■ Set exercise 1
Repeat the records word for word, starting at their first line and ending at the line that contains "72, 284, 83]".

■ Selected excerpt
** Begin **

Voyager VI was the sixth in the Voyager series of NASA unmanned space probes launched from Earth in the latter half of the 20th century.

After having lost contact with Earth, it was believed by scientists of the day to have disappeared into a black hole. During an encounter with the V'Ger entity in 2272 it was postulated by the crew of the USS Enterprise that the probe had emerged from the black hole and encountered a race of sentient machines who occupied an unidentified machine planet. They concluded that the machines viewed Voyager VI as a primitive version of themselves, and sent it back out as the V'Ger entity, appropriately repaired and enhanced to fulfill what they interpreted as its programmed mission to collect and record all data possible throughout the universe. The original probe was preserved as the central point of the heart of V'Ger itself. (Star Trek: The Motion Picture)

** End **

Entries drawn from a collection
** Begin **

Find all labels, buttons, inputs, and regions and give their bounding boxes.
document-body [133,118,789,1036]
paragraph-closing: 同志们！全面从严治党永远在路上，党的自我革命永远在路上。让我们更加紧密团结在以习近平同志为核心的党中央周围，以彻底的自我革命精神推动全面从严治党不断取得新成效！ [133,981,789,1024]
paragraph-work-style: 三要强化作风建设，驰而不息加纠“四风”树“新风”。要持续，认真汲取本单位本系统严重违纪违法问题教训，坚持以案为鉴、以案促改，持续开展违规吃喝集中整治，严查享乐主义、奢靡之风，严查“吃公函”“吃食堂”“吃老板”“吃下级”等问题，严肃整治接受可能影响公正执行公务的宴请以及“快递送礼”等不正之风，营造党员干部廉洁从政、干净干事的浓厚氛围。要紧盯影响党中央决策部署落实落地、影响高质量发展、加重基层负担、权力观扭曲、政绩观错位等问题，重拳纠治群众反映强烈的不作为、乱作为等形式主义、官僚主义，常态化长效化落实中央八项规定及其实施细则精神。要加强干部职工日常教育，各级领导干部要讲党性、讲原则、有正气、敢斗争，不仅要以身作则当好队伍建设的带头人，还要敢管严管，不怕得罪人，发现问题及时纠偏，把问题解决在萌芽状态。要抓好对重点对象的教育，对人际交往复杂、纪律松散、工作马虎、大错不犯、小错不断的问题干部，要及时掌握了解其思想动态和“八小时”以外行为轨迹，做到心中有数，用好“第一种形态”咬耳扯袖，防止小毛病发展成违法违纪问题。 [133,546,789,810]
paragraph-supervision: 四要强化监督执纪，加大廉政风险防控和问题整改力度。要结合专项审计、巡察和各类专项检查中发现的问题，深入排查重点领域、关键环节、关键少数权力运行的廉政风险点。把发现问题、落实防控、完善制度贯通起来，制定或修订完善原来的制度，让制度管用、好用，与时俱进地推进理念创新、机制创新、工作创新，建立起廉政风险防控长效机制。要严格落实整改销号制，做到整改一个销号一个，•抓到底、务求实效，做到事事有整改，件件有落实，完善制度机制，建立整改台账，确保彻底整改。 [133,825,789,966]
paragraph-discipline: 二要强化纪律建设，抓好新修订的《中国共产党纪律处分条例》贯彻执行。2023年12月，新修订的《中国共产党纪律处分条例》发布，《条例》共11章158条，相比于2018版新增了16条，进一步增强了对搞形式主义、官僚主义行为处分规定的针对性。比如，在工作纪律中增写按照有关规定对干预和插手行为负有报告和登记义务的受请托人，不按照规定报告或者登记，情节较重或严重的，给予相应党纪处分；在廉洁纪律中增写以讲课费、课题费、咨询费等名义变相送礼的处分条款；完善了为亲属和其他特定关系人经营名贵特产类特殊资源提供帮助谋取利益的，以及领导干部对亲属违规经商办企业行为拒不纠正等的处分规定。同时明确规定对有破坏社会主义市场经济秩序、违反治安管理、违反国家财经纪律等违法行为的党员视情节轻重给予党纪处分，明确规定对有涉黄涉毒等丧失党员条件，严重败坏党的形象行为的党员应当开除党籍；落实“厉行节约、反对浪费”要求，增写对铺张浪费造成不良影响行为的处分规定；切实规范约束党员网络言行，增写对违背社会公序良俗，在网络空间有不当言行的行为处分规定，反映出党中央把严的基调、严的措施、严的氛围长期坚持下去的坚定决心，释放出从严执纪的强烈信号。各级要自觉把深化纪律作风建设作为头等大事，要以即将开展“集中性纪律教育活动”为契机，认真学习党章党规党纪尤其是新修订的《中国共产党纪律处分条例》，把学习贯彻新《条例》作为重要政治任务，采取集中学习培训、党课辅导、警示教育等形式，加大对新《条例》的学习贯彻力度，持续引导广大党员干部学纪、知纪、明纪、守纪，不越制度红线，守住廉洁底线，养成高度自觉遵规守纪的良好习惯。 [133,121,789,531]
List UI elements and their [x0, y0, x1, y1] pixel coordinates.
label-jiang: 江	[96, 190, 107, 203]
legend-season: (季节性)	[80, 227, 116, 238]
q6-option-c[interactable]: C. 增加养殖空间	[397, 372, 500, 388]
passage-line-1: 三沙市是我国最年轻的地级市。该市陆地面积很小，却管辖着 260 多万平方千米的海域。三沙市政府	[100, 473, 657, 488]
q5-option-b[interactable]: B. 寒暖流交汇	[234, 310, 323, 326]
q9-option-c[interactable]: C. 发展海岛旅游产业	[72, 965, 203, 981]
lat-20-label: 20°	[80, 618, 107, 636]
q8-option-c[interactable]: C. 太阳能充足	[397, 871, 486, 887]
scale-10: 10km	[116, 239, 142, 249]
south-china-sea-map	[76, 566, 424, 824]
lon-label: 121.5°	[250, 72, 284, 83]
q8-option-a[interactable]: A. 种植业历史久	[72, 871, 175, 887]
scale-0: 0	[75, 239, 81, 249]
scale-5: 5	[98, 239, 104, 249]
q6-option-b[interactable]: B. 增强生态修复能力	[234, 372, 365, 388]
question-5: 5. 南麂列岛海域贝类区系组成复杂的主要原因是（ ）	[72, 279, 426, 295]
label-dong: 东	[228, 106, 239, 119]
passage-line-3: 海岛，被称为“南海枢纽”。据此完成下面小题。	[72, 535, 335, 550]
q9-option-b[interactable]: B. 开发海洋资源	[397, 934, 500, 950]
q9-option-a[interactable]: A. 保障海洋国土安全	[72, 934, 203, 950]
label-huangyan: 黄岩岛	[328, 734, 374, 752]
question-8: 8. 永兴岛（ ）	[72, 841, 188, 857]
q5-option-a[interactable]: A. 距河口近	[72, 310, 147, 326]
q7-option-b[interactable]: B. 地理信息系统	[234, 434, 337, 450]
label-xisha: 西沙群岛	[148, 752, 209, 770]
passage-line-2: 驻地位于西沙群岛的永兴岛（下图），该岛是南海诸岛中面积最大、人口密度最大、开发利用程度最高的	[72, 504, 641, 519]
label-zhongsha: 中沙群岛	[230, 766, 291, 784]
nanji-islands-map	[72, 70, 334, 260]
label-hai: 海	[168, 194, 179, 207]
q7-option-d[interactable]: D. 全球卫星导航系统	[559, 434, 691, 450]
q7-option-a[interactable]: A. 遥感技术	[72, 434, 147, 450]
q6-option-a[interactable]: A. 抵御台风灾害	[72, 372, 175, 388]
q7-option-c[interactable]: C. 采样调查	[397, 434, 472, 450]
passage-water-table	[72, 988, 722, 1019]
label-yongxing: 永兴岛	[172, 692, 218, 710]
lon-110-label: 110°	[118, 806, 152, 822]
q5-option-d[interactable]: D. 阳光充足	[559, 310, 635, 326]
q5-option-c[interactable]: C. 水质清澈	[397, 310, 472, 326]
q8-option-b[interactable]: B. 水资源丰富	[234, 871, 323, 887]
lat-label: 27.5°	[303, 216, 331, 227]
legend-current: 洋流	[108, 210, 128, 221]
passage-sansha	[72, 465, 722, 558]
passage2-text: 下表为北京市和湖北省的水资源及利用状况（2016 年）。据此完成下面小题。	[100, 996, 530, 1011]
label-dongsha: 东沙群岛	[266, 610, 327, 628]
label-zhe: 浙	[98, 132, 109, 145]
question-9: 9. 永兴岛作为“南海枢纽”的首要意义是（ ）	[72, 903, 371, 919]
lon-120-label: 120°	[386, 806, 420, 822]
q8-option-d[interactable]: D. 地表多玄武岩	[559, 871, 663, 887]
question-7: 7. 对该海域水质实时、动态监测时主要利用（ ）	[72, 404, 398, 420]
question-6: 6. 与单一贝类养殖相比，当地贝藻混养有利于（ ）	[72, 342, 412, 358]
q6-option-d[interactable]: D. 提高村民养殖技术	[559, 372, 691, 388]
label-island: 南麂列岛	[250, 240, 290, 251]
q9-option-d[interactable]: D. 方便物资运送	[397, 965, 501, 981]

** End **

■ Set exercise 2
Can you carry on the passage about the Voyager VI probe from the point where it stops?

■ Answer 1
Find all labels, buttons, inputs, and regions and give their bounding boxes.
document-body [133,118,789,1036]
paragraph-closing: 同志们！全面从严治党永远在路上，党的自我革命永远在路上。让我们更加紧密团结在以习近平同志为核心的党中央周围，以彻底的自我革命精神推动全面从严治党不断取得新成效！ [133,981,789,1024]
paragraph-work-style: 三要强化作风建设，驰而不息加纠“四风”树“新风”。要持续，认真汲取本单位本系统严重违纪违法问题教训，坚持以案为鉴、以案促改，持续开展违规吃喝集中整治，严查享乐主义、奢靡之风，严查“吃公函”“吃食堂”“吃老板”“吃下级”等问题，严肃整治接受可能影响公正执行公务的宴请以及“快递送礼”等不正之风，营造党员干部廉洁从政、干净干事的浓厚氛围。要紧盯影响党中央决策部署落实落地、影响高质量发展、加重基层负担、权力观扭曲、政绩观错位等问题，重拳纠治群众反映强烈的不作为、乱作为等形式主义、官僚主义，常态化长效化落实中央八项规定及其实施细则精神。要加强干部职工日常教育，各级领导干部要讲党性、讲原则、有正气、敢斗争，不仅要以身作则当好队伍建设的带头人，还要敢管严管，不怕得罪人，发现问题及时纠偏，把问题解决在萌芽状态。要抓好对重点对象的教育，对人际交往复杂、纪律松散、工作马虎、大错不犯、小错不断的问题干部，要及时掌握了解其思想动态和“八小时”以外行为轨迹，做到心中有数，用好“第一种形态”咬耳扯袖，防止小毛病发展成违法违纪问题。 [133,546,789,810]
paragraph-supervision: 四要强化监督执纪，加大廉政风险防控和问题整改力度。要结合专项审计、巡察和各类专项检查中发现的问题，深入排查重点领域、关键环节、关键少数权力运行的廉政风险点。把发现问题、落实防控、完善制度贯通起来，制定或修订完善原来的制度，让制度管用、好用，与时俱进地推进理念创新、机制创新、工作创新，建立起廉政风险防控长效机制。要严格落实整改销号制，做到整改一个销号一个，•抓到底、务求实效，做到事事有整改，件件有落实，完善制度机制，建立整改台账，确保彻底整改。 [133,825,789,966]
paragraph-discipline: 二要强化纪律建设，抓好新修订的《中国共产党纪律处分条例》贯彻执行。2023年12月，新修订的《中国共产党纪律处分条例》发布，《条例》共11章158条，相比于2018版新增了16条，进一步增强了对搞形式主义、官僚主义行为处分规定的针对性。比如，在工作纪律中增写按照有关规定对干预和插手行为负有报告和登记义务的受请托人，不按照规定报告或者登记，情节较重或严重的，给予相应党纪处分；在廉洁纪律中增写以讲课费、课题费、咨询费等名义变相送礼的处分条款；完善了为亲属和其他特定关系人经营名贵特产类特殊资源提供帮助谋取利益的，以及领导干部对亲属违规经商办企业行为拒不纠正等的处分规定。同时明确规定对有破坏社会主义市场经济秩序、违反治安管理、违反国家财经纪律等违法行为的党员视情节轻重给予党纪处分，明确规定对有涉黄涉毒等丧失党员条件，严重败坏党的形象行为的党员应当开除党籍；落实“厉行节约、反对浪费”要求，增写对铺张浪费造成不良影响行为的处分规定；切实规范约束党员网络言行，增写对违背社会公序良俗，在网络空间有不当言行的行为处分规定，反映出党中央把严的基调、严的措施、严的氛围长期坚持下去的坚定决心，释放出从严执纪的强烈信号。各级要自觉把深化纪律作风建设作为头等大事，要以即将开展“集中性纪律教育活动”为契机，认真学习党章党规党纪尤其是新修订的《中国共产党纪律处分条例》，把学习贯彻新《条例》作为重要政治任务，采取集中学习培训、党课辅导、警示教育等形式，加大对新《条例》的学习贯彻力度，持续引导广大党员干部学纪、知纪、明纪、守纪，不越制度红线，守住廉洁底线，养成高度自觉遵规守纪的良好习惯。 [133,121,789,531]
List UI elements and their [x0, y0, x1, y1] pixel coordinates.
label-jiang: 江	[96, 190, 107, 203]
legend-season: (季节性)	[80, 227, 116, 238]
q6-option-c[interactable]: C. 增加养殖空间	[397, 372, 500, 388]
passage-line-1: 三沙市是我国最年轻的地级市。该市陆地面积很小，却管辖着 260 多万平方千米的海域。三沙市政府	[100, 473, 657, 488]
q5-option-b[interactable]: B. 寒暖流交汇	[234, 310, 323, 326]
q9-option-c[interactable]: C. 发展海岛旅游产业	[72, 965, 203, 981]
lat-20-label: 20°	[80, 618, 107, 636]
q8-option-c[interactable]: C. 太阳能充足	[397, 871, 486, 887]
scale-10: 10km	[116, 239, 142, 249]
south-china-sea-map	[76, 566, 424, 824]
lon-label: 121.5°	[250, 72, 284, 83]

■ Answer 2
Background

A 1999 launch date was not referenced on screen, but it was included in the Star Trek Chronology. According to Decker's line in the movie, however, it was launched "over 300 years ago". This suggests a launch date sometime prior to the 1970s. The actual launches of the first (and only) two Voyager probes took place in 1977, something well known when the film was made. Despite Decker's statement, it is unknown what his background was in the history of NASA space exploration, suggesting that he was approximating its launch date.

Apocrypha

The William Shatner novel The Return, where Kirk and Picard join forces to lead an assault on the Borg homeworld and end the recent Borg/Romulan alliance once and for all presents the theory that a Borg transwarp conduit consumed the probe rather than a black hole, and that the planet seen by Spock was in fact, the Borg homeworld. The suggestion continues that the Borg assimilated the probe, yet the assimilation went "afoul" and changed Voyager VI into a more sentient being. That theory would not explain how a transwarp conduit was so close to Sol in the 20th century but unused in the 24th, though, nor how Borg technology of the early 21st century would have been capable of re-engineering such a vessel to explore the universe, including multiple galaxies.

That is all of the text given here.